### Problem details
Provide only the number of lines in the listing that contain the string "季节变化对动植物和人类生活的影响".

### Stored rows ###

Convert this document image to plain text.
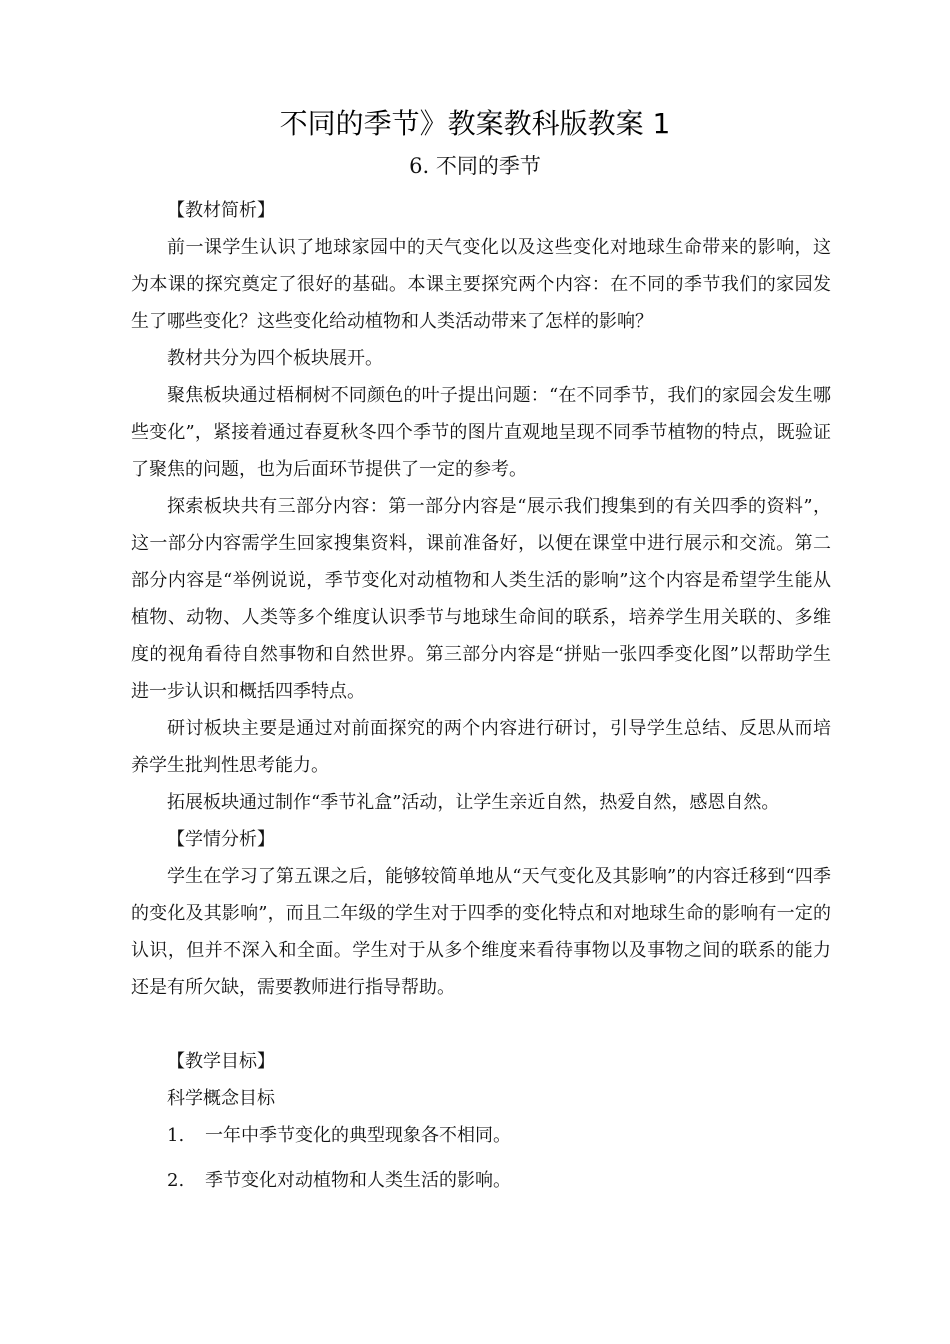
不同的季节》教案教科版教案 1
6. 不同的季节

【教材简析】

前一课学生认识了地球家园中的天气变化以及这些变化对地球生命带来的影响，这为本课的探究奠定了很好的基础。本课主要探究两个内容：在不同的季节我们的家园发生了哪些变化？这些变化给动植物和人类活动带来了怎样的影响？

教材共分为四个板块展开。

聚焦板块通过梧桐树不同颜色的叶子提出问题：“在不同季节，我们的家园会发生哪些变化”，紧接着通过春夏秋冬四个季节的图片直观地呈现不同季节植物的特点，既验证了聚焦的问题，也为后面环节提供了一定的参考。

探索板块共有三部分内容：第一部分内容是“展示我们搜集到的有关四季的资料”，这一部分内容需学生回家搜集资料，课前准备好，以便在课堂中进行展示和交流。第二部分内容是“举例说说，季节变化对动植物和人类生活的影响”这个内容是希望学生能从植物、动物、人类等多个维度认识季节与地球生命间的联系，培养学生用关联的、多维度的视角看待自然事物和自然世界。第三部分内容是“拼贴一张四季变化图”以帮助学生进一步认识和概括四季特点。

研讨板块主要是通过对前面探究的两个内容进行研讨，引导学生总结、反思从而培养学生批判性思考能力。

拓展板块通过制作“季节礼盒”活动，让学生亲近自然，热爱自然，感恩自然。

【学情分析】

学生在学习了第五课之后，能够较简单地从“天气变化及其影响”的内容迁移到“四季的变化及其影响”，而且二年级的学生对于四季的变化特点和对地球生命的影响有一定的认识，但并不深入和全面。学生对于从多个维度来看待事物以及事物之间的联系的能力还是有所欠缺，需要教师进行指导帮助。

【教学目标】

科学概念目标

1. 一年中季节变化的典型现象各不相同。

2. 季节变化对动植物和人类生活的影响。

###

### Answer in full
2